▸ **Requirements**: Reproduce the rows from the first one up to and including the line with "calendar-day-empty [554,278,581,295]", changing every "bullet-dot-icon" to "list-marker" and leaving everything else as it is.

## begin The input

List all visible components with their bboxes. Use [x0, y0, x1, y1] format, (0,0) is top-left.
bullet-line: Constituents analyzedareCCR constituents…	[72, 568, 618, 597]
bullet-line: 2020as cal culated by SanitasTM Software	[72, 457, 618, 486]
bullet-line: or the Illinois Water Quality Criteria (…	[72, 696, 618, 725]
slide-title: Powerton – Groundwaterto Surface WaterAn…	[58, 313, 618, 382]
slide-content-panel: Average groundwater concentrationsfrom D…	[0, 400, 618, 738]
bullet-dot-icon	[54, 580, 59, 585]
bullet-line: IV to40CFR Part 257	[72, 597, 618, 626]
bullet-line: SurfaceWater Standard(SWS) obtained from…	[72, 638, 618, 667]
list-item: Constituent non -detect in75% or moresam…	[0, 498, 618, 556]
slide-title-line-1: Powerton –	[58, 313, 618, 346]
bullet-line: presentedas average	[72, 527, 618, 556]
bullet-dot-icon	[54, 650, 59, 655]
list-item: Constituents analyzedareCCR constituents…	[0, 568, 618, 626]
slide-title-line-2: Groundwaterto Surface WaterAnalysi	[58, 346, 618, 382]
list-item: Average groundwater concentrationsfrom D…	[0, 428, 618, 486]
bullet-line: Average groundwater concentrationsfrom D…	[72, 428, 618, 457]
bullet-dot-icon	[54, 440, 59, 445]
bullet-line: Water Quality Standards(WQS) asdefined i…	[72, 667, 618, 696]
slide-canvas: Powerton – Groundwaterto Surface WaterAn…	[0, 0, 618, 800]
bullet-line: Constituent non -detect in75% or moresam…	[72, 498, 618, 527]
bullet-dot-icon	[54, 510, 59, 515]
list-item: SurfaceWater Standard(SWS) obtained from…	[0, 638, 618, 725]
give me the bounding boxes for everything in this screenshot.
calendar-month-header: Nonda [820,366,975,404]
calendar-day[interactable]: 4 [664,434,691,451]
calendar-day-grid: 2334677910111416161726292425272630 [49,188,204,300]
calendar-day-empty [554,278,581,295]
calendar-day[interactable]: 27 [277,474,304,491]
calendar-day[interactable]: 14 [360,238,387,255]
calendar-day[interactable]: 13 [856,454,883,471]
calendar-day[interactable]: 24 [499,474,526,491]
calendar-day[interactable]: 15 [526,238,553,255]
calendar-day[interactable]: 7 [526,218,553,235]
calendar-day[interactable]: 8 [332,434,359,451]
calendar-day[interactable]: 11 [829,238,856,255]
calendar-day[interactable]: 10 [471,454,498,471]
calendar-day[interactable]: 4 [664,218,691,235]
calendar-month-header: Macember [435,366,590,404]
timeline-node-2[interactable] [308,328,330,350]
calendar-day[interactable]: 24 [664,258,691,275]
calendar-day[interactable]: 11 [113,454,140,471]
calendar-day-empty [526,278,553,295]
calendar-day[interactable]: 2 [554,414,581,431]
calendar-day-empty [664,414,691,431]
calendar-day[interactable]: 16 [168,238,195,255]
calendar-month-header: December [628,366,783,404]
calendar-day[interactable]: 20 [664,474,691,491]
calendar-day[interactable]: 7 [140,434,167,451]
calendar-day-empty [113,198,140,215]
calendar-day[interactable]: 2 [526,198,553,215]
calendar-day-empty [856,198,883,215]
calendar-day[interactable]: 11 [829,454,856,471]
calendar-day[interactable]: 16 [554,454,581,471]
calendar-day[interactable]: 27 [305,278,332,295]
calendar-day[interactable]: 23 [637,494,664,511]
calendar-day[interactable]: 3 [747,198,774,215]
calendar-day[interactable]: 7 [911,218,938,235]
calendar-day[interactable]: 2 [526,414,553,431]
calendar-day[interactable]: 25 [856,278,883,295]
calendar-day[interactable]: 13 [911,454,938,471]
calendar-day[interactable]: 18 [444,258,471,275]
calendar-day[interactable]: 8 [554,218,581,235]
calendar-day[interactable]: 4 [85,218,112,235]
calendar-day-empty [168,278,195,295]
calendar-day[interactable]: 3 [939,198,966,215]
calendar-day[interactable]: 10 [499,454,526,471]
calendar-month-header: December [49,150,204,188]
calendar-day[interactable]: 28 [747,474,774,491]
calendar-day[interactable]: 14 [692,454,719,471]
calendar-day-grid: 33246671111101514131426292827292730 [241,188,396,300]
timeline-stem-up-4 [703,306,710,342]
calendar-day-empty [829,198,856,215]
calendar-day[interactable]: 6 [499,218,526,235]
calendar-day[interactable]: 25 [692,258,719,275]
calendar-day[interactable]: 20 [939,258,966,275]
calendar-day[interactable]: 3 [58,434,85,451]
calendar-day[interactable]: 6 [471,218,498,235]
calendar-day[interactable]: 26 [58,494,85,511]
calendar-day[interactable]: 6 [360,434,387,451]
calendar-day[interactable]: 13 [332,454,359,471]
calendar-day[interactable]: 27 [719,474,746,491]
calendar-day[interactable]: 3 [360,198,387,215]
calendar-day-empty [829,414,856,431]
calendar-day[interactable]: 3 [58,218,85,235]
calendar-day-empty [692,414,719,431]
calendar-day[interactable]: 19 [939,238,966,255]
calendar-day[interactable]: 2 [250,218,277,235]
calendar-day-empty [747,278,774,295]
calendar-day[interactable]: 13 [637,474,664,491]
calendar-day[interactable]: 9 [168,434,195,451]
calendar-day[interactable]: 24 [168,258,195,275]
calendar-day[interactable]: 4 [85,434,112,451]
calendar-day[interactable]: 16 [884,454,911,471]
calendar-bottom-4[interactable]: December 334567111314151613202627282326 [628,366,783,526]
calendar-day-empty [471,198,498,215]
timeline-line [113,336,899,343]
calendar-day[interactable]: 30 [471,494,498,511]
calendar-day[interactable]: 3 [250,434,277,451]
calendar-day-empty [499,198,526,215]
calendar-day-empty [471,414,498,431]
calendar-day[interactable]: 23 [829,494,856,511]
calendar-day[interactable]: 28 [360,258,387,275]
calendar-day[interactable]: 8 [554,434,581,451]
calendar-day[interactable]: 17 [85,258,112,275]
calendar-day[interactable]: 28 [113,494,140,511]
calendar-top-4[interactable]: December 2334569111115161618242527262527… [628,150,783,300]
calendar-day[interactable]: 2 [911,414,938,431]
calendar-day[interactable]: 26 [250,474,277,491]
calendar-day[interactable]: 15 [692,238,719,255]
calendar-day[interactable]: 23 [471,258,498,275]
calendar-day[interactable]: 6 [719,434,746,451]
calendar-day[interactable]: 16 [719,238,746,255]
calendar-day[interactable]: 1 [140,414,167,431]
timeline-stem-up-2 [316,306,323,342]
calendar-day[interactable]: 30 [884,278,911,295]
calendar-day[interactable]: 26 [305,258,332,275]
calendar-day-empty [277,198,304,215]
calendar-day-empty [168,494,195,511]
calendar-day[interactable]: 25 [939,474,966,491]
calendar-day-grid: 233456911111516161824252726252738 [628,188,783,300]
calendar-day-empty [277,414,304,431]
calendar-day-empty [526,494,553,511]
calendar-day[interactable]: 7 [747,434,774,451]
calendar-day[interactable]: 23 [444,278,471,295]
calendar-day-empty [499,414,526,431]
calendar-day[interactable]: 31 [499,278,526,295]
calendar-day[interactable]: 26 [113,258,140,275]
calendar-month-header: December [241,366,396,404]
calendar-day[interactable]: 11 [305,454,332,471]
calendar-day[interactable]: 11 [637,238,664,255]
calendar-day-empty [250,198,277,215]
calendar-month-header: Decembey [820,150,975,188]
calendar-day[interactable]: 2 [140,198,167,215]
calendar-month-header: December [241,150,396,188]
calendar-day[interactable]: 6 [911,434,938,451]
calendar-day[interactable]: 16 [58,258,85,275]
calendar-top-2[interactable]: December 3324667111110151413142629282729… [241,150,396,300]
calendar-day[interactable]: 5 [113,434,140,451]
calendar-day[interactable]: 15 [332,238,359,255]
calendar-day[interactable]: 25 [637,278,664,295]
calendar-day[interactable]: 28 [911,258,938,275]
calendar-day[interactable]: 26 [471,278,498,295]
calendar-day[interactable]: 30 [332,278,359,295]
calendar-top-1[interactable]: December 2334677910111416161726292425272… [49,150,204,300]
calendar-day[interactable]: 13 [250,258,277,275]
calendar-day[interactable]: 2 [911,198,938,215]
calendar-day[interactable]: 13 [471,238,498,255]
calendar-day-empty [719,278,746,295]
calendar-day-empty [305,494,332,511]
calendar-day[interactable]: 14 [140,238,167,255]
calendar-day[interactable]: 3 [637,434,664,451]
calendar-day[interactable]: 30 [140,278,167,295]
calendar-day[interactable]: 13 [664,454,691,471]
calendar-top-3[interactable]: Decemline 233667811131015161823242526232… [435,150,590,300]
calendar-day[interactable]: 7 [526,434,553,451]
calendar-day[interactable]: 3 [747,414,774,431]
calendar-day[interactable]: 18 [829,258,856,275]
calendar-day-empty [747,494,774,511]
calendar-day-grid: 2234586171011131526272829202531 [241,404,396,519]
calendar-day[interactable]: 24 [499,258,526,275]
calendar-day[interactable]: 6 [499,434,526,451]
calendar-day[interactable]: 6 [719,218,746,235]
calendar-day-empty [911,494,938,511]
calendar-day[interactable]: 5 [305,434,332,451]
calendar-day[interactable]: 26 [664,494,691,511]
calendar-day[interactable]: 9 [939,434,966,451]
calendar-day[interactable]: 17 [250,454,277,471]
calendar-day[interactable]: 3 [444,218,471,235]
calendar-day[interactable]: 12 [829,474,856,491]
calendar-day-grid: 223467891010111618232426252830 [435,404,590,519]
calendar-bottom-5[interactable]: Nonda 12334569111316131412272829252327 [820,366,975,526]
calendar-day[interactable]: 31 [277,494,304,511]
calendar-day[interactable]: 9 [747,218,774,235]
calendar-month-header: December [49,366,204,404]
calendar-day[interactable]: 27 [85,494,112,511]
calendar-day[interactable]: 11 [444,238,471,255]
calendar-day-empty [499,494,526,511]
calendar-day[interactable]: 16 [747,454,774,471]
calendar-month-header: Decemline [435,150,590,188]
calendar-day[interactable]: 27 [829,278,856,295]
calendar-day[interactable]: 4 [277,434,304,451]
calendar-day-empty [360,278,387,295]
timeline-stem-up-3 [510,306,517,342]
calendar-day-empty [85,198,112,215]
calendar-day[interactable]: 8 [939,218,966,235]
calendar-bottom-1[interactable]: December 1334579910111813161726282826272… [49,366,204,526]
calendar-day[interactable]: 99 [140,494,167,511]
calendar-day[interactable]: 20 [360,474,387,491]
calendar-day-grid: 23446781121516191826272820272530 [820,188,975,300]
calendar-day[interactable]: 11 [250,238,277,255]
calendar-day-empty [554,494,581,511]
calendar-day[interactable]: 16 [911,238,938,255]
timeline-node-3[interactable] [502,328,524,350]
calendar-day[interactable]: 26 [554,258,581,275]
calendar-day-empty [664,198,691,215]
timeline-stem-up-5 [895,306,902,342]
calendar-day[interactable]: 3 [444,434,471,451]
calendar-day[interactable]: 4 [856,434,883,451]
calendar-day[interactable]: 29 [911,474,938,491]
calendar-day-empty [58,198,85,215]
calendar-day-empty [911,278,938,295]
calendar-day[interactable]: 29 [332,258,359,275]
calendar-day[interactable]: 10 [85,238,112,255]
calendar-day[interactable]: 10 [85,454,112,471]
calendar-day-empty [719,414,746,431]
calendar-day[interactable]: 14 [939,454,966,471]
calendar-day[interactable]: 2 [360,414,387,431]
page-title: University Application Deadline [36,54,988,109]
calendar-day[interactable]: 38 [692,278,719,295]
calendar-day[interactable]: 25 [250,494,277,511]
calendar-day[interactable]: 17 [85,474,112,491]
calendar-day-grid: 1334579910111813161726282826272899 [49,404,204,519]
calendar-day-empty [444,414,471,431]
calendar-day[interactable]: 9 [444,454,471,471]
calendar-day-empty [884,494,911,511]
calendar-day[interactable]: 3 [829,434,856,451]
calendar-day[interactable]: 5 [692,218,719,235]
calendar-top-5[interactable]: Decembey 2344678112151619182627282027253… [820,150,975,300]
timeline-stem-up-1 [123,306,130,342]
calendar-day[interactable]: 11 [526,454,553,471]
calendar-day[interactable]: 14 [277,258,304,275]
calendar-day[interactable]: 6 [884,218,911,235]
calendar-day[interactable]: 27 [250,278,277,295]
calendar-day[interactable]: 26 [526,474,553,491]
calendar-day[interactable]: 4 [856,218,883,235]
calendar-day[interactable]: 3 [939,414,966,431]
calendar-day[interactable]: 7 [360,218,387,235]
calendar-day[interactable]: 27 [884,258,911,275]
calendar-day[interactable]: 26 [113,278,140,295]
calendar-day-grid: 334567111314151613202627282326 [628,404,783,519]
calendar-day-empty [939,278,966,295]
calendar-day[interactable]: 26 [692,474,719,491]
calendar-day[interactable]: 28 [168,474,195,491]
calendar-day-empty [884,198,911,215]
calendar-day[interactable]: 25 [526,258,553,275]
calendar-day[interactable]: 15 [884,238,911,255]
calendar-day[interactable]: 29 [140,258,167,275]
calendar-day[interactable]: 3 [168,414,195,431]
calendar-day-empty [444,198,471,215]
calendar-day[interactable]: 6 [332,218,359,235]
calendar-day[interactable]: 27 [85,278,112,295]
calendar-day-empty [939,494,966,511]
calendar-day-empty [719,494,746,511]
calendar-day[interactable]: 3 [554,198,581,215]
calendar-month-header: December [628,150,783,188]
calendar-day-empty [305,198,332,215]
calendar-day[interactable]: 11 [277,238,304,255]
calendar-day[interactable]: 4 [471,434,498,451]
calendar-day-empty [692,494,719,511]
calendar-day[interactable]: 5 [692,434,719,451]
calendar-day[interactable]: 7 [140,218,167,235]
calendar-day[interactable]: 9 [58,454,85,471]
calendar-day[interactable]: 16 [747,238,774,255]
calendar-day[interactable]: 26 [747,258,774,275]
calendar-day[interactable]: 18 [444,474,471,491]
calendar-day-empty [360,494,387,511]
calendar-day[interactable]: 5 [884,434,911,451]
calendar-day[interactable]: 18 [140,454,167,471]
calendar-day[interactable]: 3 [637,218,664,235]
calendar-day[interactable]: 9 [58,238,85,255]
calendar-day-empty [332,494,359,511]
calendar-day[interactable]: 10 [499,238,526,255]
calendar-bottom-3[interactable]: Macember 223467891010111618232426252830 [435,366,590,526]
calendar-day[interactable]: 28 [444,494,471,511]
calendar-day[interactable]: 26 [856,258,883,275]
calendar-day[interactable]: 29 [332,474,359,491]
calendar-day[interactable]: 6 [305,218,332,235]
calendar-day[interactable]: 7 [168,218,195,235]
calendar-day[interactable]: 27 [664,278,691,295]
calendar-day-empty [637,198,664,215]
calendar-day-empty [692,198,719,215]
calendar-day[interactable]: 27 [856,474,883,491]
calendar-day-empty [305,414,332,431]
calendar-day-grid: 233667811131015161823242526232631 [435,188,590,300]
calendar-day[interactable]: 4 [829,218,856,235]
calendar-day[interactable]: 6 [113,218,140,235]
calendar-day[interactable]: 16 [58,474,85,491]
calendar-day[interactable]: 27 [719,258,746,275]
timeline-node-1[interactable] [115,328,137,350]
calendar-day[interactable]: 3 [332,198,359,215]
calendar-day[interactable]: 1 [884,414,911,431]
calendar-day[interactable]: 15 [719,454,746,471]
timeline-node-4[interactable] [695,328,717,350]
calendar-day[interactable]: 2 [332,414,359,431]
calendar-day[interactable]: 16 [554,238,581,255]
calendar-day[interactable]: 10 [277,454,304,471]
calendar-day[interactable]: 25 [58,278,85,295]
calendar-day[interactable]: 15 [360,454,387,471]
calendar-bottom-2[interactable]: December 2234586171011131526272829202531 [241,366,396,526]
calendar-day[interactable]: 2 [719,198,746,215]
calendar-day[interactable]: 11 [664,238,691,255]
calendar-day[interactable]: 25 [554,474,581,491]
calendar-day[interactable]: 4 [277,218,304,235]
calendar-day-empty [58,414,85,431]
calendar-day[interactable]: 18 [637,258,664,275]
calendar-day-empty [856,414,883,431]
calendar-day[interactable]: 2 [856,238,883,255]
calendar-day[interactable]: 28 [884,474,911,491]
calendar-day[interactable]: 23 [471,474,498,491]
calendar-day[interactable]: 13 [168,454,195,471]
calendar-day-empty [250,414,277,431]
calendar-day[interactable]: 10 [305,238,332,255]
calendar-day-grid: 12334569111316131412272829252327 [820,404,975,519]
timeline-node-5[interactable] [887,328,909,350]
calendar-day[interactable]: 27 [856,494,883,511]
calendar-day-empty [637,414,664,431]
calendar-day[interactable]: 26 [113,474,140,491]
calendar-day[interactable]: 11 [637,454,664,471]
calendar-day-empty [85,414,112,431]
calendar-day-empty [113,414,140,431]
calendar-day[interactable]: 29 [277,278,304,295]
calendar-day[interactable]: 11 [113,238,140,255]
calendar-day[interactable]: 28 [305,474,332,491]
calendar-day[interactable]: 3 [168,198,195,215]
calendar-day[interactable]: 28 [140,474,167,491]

## end The input

▸ **Written response**:
List all visible components with their bboxes. Use [x0, y0, x1, y1] format, (0,0) is top-left.
bullet-line: Constituents analyzedareCCR constituents…	[72, 568, 618, 597]
bullet-line: 2020as cal culated by SanitasTM Software	[72, 457, 618, 486]
bullet-line: or the Illinois Water Quality Criteria (…	[72, 696, 618, 725]
slide-title: Powerton – Groundwaterto Surface WaterAn…	[58, 313, 618, 382]
slide-content-panel: Average groundwater concentrationsfrom D…	[0, 400, 618, 738]
list-marker	[54, 580, 59, 585]
bullet-line: IV to40CFR Part 257	[72, 597, 618, 626]
bullet-line: SurfaceWater Standard(SWS) obtained from…	[72, 638, 618, 667]
list-item: Constituent non -detect in75% or moresam…	[0, 498, 618, 556]
slide-title-line-1: Powerton –	[58, 313, 618, 346]
bullet-line: presentedas average	[72, 527, 618, 556]
list-marker	[54, 650, 59, 655]
list-item: Constituents analyzedareCCR constituents…	[0, 568, 618, 626]
slide-title-line-2: Groundwaterto Surface WaterAnalysi	[58, 346, 618, 382]
list-item: Average groundwater concentrationsfrom D…	[0, 428, 618, 486]
bullet-line: Average groundwater concentrationsfrom D…	[72, 428, 618, 457]
list-marker	[54, 440, 59, 445]
bullet-line: Water Quality Standards(WQS) asdefined i…	[72, 667, 618, 696]
slide-canvas: Powerton – Groundwaterto Surface WaterAn…	[0, 0, 618, 800]
bullet-line: Constituent non -detect in75% or moresam…	[72, 498, 618, 527]
list-marker	[54, 510, 59, 515]
list-item: SurfaceWater Standard(SWS) obtained from…	[0, 638, 618, 725]
give me the bounding boxes for everything in this screenshot.
calendar-month-header: Nonda [820,366,975,404]
calendar-day[interactable]: 4 [664,434,691,451]
calendar-day-grid: 2334677910111416161726292425272630 [49,188,204,300]
calendar-day-empty [554,278,581,295]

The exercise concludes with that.